— begin —
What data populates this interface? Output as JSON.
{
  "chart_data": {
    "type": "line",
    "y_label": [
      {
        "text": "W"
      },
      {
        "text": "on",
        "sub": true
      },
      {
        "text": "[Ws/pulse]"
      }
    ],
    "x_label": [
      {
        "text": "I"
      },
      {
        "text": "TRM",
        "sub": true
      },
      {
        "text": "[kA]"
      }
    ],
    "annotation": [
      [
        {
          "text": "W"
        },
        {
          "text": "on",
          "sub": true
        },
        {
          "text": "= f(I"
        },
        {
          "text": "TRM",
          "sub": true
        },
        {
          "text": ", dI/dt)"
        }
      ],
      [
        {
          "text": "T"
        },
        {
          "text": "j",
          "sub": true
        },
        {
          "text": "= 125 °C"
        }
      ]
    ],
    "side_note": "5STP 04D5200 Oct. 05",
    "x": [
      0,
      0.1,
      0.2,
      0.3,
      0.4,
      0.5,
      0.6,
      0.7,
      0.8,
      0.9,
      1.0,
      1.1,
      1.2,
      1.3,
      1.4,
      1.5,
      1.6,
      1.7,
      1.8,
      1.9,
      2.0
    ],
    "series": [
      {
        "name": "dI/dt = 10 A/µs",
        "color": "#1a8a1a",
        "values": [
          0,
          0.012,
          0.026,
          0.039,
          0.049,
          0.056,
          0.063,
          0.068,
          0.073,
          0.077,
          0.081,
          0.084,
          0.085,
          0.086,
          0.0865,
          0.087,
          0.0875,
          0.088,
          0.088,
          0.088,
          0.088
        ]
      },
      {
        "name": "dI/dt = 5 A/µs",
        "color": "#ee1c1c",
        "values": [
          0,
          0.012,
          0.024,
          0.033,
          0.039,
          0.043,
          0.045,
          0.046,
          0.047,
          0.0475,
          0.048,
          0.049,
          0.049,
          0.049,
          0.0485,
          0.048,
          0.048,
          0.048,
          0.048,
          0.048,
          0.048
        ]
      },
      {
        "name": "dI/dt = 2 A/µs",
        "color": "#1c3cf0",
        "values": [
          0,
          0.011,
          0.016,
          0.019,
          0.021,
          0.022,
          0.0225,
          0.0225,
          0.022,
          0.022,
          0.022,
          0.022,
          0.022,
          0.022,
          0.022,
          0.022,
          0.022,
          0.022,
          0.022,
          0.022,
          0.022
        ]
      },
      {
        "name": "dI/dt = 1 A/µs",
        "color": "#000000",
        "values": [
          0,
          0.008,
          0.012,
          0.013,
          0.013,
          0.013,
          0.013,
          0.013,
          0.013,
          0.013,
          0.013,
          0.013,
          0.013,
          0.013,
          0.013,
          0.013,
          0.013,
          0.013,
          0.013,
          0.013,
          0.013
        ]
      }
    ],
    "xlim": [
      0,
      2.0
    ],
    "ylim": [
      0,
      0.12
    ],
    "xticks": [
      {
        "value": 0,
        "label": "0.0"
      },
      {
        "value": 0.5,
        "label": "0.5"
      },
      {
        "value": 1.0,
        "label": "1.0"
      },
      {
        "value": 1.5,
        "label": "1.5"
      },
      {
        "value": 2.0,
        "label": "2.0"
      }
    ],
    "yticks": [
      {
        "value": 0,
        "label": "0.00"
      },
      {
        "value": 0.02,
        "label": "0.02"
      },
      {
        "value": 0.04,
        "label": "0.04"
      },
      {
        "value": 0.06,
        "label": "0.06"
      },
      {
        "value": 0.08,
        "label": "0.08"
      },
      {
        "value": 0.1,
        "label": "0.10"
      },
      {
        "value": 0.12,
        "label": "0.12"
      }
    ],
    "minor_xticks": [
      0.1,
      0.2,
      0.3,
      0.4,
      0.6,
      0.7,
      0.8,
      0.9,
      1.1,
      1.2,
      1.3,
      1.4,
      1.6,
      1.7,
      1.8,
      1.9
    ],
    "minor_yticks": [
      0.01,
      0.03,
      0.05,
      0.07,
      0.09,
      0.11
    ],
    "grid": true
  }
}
— end —
§ **Challenge**
Type the material above out again, exactly.

§ **Solved problem**
What data populates this interface? Output as JSON.
{
  "chart_data": {
    "type": "line",
    "y_label": [
      {
        "text": "W"
      },
      {
        "text": "on",
        "sub": true
      },
      {
        "text": "[Ws/pulse]"
      }
    ],
    "x_label": [
      {
        "text": "I"
      },
      {
        "text": "TRM",
        "sub": true
      },
      {
        "text": "[kA]"
      }
    ],
    "annotation": [
      [
        {
          "text": "W"
        },
        {
          "text": "on",
          "sub": true
        },
        {
          "text": "= f(I"
        },
        {
          "text": "TRM",
          "sub": true
        },
        {
          "text": ", dI/dt)"
        }
      ],
      [
        {
          "text": "T"
        },
        {
          "text": "j",
          "sub": true
        },
        {
          "text": "= 125 °C"
        }
      ]
    ],
    "side_note": "5STP 04D5200 Oct. 05",
    "x": [
      0,
      0.1,
      0.2,
      0.3,
      0.4,
      0.5,
      0.6,
      0.7,
      0.8,
      0.9,
      1.0,
      1.1,
      1.2,
      1.3,
      1.4,
      1.5,
      1.6,
      1.7,
      1.8,
      1.9,
      2.0
    ],
    "series": [
      {
        "name": "dI/dt = 10 A/µs",
        "color": "#1a8a1a",
        "values": [
          0,
          0.012,
          0.026,
          0.039,
          0.049,
          0.056,
          0.063,
          0.068,
          0.073,
          0.077,
          0.081,
          0.084,
          0.085,
          0.086,
          0.0865,
          0.087,
          0.0875,
          0.088,
          0.088,
          0.088,
          0.088
        ]
      },
      {
        "name": "dI/dt = 5 A/µs",
        "color": "#ee1c1c",
        "values": [
          0,
          0.012,
          0.024,
          0.033,
          0.039,
          0.043,
          0.045,
          0.046,
          0.047,
          0.0475,
          0.048,
          0.049,
          0.049,
          0.049,
          0.0485,
          0.048,
          0.048,
          0.048,
          0.048,
          0.048,
          0.048
        ]
      },
      {
        "name": "dI/dt = 2 A/µs",
        "color": "#1c3cf0",
        "values": [
          0,
          0.011,
          0.016,
          0.019,
          0.021,
          0.022,
          0.0225,
          0.0225,
          0.022,
          0.022,
          0.022,
          0.022,
          0.022,
          0.022,
          0.022,
          0.022,
          0.022,
          0.022,
          0.022,
          0.022,
          0.022
        ]
      },
      {
        "name": "dI/dt = 1 A/µs",
        "color": "#000000",
        "values": [
          0,
          0.008,
          0.012,
          0.013,
          0.013,
          0.013,
          0.013,
          0.013,
          0.013,
          0.013,
          0.013,
          0.013,
          0.013,
          0.013,
          0.013,
          0.013,
          0.013,
          0.013,
          0.013,
          0.013,
          0.013
        ]
      }
    ],
    "xlim": [
      0,
      2.0
    ],
    "ylim": [
      0,
      0.12
    ],
    "xticks": [
      {
        "value": 0,
        "label": "0.0"
      },
      {
        "value": 0.5,
        "label": "0.5"
      },
      {
        "value": 1.0,
        "label": "1.0"
      },
      {
        "value": 1.5,
        "label": "1.5"
      },
      {
        "value": 2.0,
        "label": "2.0"
      }
    ],
    "yticks": [
      {
        "value": 0,
        "label": "0.00"
      },
      {
        "value": 0.02,
        "label": "0.02"
      },
      {
        "value": 0.04,
        "label": "0.04"
      },
      {
        "value": 0.06,
        "label": "0.06"
      },
      {
        "value": 0.08,
        "label": "0.08"
      },
      {
        "value": 0.1,
        "label": "0.10"
      },
      {
        "value": 0.12,
        "label": "0.12"
      }
    ],
    "minor_xticks": [
      0.1,
      0.2,
      0.3,
      0.4,
      0.6,
      0.7,
      0.8,
      0.9,
      1.1,
      1.2,
      1.3,
      1.4,
      1.6,
      1.7,
      1.8,
      1.9
    ],
    "minor_yticks": [
      0.01,
      0.03,
      0.05,
      0.07,
      0.09,
      0.11
    ],
    "grid": true
  }
}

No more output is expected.